##### Records provided #####

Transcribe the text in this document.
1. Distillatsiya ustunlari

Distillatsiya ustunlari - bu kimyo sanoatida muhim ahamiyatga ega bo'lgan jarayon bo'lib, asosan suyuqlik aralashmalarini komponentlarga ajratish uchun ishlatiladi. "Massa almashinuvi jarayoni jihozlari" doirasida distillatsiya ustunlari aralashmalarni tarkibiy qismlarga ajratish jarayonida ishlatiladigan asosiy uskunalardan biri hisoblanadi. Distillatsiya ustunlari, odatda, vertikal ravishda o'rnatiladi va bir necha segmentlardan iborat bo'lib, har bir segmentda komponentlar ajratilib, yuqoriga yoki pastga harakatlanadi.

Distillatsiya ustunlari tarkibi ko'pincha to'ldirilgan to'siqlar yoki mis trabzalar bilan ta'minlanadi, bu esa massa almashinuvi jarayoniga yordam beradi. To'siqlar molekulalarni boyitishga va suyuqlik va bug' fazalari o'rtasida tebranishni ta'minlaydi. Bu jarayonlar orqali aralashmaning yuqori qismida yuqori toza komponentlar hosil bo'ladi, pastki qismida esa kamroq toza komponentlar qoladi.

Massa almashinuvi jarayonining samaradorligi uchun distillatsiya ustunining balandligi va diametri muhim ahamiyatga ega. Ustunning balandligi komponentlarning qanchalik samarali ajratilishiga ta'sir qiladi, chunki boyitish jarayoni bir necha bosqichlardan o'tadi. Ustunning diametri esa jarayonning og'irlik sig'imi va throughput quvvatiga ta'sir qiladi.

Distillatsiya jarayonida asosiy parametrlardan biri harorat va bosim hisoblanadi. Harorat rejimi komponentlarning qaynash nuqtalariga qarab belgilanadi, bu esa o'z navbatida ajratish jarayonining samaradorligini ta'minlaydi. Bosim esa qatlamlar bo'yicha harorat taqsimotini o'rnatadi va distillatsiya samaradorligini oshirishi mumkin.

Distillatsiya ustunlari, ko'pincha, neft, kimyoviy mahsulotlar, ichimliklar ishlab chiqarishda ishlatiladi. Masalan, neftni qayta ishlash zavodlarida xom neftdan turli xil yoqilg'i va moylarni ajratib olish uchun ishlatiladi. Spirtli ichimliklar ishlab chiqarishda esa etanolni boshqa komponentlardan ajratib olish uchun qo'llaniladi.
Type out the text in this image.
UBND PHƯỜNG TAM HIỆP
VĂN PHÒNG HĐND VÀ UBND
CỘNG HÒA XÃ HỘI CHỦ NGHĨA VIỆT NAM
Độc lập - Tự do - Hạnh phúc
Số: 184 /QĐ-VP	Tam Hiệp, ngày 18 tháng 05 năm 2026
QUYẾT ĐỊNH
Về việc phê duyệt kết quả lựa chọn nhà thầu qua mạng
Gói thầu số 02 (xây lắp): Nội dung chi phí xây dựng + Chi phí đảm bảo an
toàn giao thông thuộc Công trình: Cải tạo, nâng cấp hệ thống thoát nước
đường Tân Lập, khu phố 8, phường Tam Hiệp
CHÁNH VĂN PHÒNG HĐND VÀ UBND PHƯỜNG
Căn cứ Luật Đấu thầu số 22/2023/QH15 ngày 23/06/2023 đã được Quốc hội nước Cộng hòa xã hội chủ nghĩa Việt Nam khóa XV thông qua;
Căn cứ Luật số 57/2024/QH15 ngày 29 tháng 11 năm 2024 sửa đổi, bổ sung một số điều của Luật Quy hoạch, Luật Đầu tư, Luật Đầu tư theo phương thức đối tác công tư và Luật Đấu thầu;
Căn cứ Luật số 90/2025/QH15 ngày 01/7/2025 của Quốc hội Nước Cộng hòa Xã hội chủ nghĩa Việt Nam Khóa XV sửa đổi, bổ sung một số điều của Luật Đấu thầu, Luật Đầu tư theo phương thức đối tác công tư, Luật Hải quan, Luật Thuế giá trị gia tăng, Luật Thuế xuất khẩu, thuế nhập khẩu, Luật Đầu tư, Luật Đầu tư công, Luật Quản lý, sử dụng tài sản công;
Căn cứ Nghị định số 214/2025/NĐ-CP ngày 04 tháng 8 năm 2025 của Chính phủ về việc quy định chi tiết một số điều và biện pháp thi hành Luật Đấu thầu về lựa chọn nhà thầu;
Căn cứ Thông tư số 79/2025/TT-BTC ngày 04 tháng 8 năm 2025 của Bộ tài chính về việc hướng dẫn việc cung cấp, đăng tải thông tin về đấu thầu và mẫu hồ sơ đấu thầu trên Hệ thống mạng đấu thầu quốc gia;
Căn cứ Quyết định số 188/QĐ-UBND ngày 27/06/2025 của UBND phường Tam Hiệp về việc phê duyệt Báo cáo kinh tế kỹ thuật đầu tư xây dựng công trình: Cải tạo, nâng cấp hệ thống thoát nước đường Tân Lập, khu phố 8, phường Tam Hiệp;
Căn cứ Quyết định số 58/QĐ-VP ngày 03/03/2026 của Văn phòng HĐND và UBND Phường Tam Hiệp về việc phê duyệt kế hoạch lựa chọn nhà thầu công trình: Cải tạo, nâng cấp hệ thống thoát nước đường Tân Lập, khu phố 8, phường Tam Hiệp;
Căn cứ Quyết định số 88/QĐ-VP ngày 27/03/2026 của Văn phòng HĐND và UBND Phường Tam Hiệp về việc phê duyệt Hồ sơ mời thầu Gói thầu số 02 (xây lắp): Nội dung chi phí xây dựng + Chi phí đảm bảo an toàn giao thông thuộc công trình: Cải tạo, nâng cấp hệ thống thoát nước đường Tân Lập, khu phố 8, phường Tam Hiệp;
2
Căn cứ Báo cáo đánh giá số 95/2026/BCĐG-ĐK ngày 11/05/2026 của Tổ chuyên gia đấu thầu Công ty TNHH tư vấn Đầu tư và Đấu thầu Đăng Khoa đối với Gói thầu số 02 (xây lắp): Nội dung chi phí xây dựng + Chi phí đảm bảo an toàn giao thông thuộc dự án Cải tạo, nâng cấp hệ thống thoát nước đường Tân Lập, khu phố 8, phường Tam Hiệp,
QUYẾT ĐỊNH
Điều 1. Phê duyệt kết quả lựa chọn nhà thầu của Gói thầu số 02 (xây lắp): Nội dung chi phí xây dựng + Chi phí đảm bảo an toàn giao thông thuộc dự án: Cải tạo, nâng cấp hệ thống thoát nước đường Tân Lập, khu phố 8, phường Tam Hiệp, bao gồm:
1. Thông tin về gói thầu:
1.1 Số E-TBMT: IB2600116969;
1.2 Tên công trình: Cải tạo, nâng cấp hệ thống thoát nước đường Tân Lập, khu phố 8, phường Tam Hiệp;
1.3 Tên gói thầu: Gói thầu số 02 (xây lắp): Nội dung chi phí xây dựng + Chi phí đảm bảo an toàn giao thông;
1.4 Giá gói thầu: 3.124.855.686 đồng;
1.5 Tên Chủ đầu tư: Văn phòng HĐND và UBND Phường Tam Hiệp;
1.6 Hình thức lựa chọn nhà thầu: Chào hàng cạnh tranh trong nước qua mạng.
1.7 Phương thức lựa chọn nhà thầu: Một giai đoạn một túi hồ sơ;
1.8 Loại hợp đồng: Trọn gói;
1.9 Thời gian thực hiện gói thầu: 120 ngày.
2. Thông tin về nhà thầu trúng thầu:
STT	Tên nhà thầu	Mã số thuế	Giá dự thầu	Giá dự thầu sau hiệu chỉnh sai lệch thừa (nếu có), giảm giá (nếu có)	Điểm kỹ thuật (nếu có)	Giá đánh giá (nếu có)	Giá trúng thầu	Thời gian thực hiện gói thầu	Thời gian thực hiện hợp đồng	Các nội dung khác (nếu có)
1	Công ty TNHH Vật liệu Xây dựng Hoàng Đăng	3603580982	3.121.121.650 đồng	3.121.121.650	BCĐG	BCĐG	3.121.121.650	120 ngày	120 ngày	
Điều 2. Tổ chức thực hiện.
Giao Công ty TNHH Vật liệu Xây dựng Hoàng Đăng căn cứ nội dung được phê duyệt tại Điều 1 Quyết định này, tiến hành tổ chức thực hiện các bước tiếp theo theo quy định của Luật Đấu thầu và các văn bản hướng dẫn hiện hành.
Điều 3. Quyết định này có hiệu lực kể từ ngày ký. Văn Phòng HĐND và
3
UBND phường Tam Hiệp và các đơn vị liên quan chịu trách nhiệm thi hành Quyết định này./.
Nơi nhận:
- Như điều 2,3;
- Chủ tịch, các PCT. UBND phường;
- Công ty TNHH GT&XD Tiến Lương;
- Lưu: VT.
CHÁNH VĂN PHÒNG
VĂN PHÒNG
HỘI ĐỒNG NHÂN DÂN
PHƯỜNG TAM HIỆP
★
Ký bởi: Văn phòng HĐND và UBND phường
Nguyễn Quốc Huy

#####

What you should do - Gather every line from the listing above in which "asosiy" appears, and copy those lines.

Result for this task -
Distillatsiya ustunlari - bu kimyo sanoatida muhim ahamiyatga ega bo'lgan jarayon bo'lib, asosan suyuqlik aralashmalarini komponentlarga ajratish uchun ishlatiladi. "Massa almashinuvi jarayoni jihozlari" doirasida distillatsiya ustunlari aralashmalarni tarkibiy qismlarga ajratish jarayonida ishlatiladigan asosiy uskunalardan biri hisoblanadi. Distillatsiya ustunlari, odatda, vertikal ravishda o'rnatiladi va bir necha segmentlardan iborat bo'lib, har bir segmentda komponentlar ajratilib, yuqoriga yoki pastga harakatlanadi.
Distillatsiya jarayonida asosiy parametrlardan biri harorat va bosim hisoblanadi. Harorat rejimi komponentlarning qaynash nuqtalariga qarab belgilanadi, bu esa o'z navbatida ajratish jarayonining samaradorligini ta'minlaydi. Bosim esa qatlamlar bo'yicha harorat taqsimotini o'rnatadi va distillatsiya samaradorligini oshirishi mumkin.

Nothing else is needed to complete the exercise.